— START OF THE RECORDS —

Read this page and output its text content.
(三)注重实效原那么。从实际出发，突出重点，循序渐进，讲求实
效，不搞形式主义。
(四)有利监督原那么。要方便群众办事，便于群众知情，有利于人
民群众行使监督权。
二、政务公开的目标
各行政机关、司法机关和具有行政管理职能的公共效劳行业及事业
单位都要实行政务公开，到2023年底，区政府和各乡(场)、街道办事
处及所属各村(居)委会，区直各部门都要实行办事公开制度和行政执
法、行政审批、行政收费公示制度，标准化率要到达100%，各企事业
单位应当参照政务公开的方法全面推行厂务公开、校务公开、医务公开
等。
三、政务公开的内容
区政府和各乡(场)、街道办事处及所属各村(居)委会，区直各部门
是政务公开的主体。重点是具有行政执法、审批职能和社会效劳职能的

— END OF THE RECORDS —

| WRITTEN PROBLEM |
Make a list of all lines in the data that contain "区政府和各乡".

| RESULT OF THE EXERCISE |
单位都要实行政务公开，到2023年底，区政府和各乡(场)、街道办事
区政府和各乡(场)、街道办事处及所属各村(居)委会，区直各部门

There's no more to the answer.